Task: Copy out everything from the very start of the data down to the line containing "table-row: GBCGlobal best", word for word, with both of those lines included.

Dataset entries:
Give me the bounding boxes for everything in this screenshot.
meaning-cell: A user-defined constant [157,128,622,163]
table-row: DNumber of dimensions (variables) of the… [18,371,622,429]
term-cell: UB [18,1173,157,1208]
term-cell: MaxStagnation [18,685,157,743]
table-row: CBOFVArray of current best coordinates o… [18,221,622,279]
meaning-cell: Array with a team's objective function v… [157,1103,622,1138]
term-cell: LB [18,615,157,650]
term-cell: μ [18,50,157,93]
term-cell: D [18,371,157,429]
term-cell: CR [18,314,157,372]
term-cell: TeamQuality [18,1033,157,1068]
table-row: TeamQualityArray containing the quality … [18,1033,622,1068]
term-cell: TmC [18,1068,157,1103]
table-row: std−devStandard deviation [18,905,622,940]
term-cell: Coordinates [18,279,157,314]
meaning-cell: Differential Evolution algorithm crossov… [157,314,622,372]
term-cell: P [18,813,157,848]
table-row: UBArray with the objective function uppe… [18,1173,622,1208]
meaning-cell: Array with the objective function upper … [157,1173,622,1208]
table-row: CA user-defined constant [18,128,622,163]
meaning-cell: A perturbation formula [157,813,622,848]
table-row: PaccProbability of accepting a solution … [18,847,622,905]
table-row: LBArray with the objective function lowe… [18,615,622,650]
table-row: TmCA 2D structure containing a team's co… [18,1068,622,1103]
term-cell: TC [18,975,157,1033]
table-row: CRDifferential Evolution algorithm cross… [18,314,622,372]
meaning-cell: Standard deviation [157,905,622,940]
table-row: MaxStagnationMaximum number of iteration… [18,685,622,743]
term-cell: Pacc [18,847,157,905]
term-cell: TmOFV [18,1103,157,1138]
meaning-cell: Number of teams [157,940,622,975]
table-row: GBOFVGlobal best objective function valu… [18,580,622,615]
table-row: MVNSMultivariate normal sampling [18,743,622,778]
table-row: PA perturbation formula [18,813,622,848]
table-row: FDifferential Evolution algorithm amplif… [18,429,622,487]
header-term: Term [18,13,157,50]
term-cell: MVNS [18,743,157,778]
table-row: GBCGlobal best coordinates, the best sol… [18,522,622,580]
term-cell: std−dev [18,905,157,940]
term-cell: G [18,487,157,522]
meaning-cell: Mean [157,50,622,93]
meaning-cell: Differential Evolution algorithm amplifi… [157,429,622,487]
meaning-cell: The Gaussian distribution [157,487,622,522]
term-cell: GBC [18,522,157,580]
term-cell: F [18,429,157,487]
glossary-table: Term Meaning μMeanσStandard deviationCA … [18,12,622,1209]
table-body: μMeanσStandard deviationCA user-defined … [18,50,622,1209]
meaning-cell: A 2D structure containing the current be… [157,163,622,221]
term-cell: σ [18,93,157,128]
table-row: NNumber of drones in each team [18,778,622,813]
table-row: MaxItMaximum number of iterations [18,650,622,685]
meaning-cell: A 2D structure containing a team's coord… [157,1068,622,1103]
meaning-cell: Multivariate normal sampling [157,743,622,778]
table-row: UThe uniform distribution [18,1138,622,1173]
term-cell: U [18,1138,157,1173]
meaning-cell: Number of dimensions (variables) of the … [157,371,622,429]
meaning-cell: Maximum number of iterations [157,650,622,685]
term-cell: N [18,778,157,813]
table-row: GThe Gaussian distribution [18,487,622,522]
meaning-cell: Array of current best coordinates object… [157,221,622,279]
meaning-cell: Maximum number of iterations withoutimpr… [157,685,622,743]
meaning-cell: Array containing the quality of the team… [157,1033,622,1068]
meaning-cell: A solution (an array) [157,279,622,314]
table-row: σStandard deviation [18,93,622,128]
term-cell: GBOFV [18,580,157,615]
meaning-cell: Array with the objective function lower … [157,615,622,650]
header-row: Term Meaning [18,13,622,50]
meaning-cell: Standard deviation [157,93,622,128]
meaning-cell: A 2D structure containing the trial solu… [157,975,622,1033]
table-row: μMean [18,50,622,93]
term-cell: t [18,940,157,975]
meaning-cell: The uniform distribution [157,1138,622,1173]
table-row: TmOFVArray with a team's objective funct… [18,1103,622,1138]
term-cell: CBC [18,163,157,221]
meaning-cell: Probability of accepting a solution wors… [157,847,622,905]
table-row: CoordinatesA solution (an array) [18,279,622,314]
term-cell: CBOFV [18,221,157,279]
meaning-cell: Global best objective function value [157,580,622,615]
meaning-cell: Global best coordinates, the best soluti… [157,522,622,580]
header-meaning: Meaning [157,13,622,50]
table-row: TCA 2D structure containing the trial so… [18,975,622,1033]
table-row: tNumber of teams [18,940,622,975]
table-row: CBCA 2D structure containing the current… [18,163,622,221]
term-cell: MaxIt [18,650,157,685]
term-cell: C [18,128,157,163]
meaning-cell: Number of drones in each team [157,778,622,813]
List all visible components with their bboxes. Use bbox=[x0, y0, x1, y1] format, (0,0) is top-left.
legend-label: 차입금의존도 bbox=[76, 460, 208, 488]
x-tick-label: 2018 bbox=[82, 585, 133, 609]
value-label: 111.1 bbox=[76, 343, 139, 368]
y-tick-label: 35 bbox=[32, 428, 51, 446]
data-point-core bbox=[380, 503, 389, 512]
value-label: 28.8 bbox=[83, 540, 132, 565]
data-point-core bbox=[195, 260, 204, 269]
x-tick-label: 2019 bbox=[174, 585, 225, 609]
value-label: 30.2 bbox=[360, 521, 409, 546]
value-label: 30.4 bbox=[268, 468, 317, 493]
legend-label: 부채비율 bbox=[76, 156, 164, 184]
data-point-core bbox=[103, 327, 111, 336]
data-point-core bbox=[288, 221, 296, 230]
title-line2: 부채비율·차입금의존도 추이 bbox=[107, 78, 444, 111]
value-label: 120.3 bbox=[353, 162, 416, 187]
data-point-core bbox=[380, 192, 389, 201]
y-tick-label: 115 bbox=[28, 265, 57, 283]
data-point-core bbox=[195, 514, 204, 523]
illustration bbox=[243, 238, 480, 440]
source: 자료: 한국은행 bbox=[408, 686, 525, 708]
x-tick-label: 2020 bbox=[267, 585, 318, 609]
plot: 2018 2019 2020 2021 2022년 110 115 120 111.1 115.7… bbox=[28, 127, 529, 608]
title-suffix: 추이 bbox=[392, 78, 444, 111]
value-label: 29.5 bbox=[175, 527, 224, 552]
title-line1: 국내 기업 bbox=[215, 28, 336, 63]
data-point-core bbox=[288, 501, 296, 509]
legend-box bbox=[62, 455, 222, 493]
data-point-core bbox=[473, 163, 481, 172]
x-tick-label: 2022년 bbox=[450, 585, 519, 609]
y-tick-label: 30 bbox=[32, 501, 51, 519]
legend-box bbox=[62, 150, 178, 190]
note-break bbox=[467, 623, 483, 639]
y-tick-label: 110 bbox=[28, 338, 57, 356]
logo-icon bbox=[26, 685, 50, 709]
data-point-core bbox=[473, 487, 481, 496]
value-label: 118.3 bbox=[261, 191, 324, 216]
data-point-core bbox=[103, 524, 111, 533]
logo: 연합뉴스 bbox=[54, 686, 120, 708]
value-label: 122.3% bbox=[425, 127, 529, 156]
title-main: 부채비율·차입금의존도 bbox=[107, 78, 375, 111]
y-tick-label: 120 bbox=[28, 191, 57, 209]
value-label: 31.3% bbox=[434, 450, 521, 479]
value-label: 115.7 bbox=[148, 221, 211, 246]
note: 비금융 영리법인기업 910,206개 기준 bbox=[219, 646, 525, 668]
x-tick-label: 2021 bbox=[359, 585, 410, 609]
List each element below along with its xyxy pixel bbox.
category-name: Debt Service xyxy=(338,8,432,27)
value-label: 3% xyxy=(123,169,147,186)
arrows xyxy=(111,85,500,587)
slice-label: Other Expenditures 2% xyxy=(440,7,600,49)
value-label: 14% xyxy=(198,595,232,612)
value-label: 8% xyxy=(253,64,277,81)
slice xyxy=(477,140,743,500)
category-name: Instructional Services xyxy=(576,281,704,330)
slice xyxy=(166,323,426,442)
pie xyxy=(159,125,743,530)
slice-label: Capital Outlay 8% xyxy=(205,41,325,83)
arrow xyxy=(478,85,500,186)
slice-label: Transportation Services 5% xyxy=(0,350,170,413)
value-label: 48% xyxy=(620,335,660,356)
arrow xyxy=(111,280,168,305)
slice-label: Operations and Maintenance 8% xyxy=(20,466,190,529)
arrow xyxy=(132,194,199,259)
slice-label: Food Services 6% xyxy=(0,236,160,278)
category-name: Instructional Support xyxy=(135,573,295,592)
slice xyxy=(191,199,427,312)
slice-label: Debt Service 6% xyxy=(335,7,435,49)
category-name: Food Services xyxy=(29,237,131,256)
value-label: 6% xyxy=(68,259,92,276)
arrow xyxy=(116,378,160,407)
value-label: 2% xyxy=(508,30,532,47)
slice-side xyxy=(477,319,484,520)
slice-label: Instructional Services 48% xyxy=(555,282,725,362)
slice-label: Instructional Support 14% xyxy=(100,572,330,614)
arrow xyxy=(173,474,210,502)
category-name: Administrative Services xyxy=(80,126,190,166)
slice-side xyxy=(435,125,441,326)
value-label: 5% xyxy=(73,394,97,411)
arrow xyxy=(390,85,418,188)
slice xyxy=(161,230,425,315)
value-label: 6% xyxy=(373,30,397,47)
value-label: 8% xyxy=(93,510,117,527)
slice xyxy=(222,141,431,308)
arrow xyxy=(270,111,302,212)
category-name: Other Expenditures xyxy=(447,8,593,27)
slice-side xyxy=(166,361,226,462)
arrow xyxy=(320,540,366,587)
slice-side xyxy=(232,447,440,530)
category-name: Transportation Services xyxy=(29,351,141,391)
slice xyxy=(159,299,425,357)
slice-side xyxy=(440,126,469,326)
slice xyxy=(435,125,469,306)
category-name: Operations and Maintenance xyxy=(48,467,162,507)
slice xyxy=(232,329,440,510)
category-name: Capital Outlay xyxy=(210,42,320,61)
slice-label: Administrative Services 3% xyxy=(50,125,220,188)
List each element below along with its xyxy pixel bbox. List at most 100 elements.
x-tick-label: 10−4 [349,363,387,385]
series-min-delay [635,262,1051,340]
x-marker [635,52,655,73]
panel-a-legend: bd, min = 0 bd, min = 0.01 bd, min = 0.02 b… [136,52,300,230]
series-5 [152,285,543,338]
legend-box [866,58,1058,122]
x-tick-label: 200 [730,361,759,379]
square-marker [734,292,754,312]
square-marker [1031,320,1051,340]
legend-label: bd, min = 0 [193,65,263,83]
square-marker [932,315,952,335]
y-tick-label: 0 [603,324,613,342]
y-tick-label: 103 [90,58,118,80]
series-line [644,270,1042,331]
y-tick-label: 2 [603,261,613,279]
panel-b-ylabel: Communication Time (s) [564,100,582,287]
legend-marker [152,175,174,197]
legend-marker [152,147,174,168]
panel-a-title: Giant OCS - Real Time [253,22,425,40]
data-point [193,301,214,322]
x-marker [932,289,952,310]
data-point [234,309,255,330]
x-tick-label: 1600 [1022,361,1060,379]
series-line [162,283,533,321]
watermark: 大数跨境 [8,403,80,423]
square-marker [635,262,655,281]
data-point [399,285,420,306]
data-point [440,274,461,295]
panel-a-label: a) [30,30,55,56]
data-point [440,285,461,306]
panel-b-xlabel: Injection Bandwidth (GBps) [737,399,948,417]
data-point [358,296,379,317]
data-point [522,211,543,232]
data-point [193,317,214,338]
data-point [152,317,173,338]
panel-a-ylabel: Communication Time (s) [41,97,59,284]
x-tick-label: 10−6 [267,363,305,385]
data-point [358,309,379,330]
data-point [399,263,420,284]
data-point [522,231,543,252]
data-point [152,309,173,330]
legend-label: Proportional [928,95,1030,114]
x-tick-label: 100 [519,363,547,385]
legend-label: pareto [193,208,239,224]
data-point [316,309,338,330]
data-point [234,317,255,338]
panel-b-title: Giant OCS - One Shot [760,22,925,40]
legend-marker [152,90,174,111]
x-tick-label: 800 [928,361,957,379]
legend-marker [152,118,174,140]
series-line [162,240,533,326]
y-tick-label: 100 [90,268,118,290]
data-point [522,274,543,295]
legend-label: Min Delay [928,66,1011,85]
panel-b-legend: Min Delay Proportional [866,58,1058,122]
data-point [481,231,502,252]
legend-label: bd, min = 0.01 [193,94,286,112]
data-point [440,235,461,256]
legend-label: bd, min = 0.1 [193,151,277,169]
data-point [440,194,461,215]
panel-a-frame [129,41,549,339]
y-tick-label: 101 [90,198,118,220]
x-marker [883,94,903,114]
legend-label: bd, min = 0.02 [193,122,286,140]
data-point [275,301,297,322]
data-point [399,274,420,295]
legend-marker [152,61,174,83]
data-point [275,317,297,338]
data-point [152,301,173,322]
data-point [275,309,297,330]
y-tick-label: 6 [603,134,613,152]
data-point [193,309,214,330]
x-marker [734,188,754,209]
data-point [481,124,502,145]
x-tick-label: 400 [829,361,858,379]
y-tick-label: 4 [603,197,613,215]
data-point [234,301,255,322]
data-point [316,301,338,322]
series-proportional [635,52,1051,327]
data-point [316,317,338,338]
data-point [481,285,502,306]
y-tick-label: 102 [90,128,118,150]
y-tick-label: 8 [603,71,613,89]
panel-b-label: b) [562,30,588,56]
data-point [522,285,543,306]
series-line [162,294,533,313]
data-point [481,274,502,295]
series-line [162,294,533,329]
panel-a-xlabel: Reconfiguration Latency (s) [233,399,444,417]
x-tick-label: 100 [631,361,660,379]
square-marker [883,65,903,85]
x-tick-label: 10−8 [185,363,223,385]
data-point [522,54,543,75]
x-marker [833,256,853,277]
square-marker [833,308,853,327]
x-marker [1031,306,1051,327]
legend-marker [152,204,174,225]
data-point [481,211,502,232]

Complete output:
Give me the bounding boxes for everything in this screenshot.
meaning-cell: A user-defined constant [157,128,622,163]
table-row: DNumber of dimensions (variables) of the… [18,371,622,429]
term-cell: UB [18,1173,157,1208]
term-cell: MaxStagnation [18,685,157,743]
table-row: CBOFVArray of current best coordinates o… [18,221,622,279]
meaning-cell: Array with a team's objective function v… [157,1103,622,1138]
term-cell: LB [18,615,157,650]
term-cell: μ [18,50,157,93]
term-cell: D [18,371,157,429]
term-cell: CR [18,314,157,372]
term-cell: TeamQuality [18,1033,157,1068]
table-row: TeamQualityArray containing the quality … [18,1033,622,1068]
term-cell: TmC [18,1068,157,1103]
table-row: std−devStandard deviation [18,905,622,940]
term-cell: Coordinates [18,279,157,314]
meaning-cell: Differential Evolution algorithm crossov… [157,314,622,372]
term-cell: P [18,813,157,848]
table-row: UBArray with the objective function uppe… [18,1173,622,1208]
meaning-cell: Array with the objective function upper … [157,1173,622,1208]
table-row: CA user-defined constant [18,128,622,163]
meaning-cell: A perturbation formula [157,813,622,848]
table-row: PaccProbability of accepting a solution … [18,847,622,905]
table-row: LBArray with the objective function lowe… [18,615,622,650]
table-row: TmCA 2D structure containing a team's co… [18,1068,622,1103]
term-cell: TC [18,975,157,1033]
table-row: CRDifferential Evolution algorithm cross… [18,314,622,372]
meaning-cell: Standard deviation [157,905,622,940]
table-row: MaxStagnationMaximum number of iteration… [18,685,622,743]
term-cell: Pacc [18,847,157,905]
term-cell: TmOFV [18,1103,157,1138]
meaning-cell: Number of teams [157,940,622,975]
table-row: GBOFVGlobal best objective function valu… [18,580,622,615]
table-row: MVNSMultivariate normal sampling [18,743,622,778]
table-row: PA perturbation formula [18,813,622,848]
table-row: FDifferential Evolution algorithm amplif… [18,429,622,487]
header-term: Term [18,13,157,50]
term-cell: MVNS [18,743,157,778]
table-row: GBCGlobal best coordinates, the best sol… [18,522,622,580]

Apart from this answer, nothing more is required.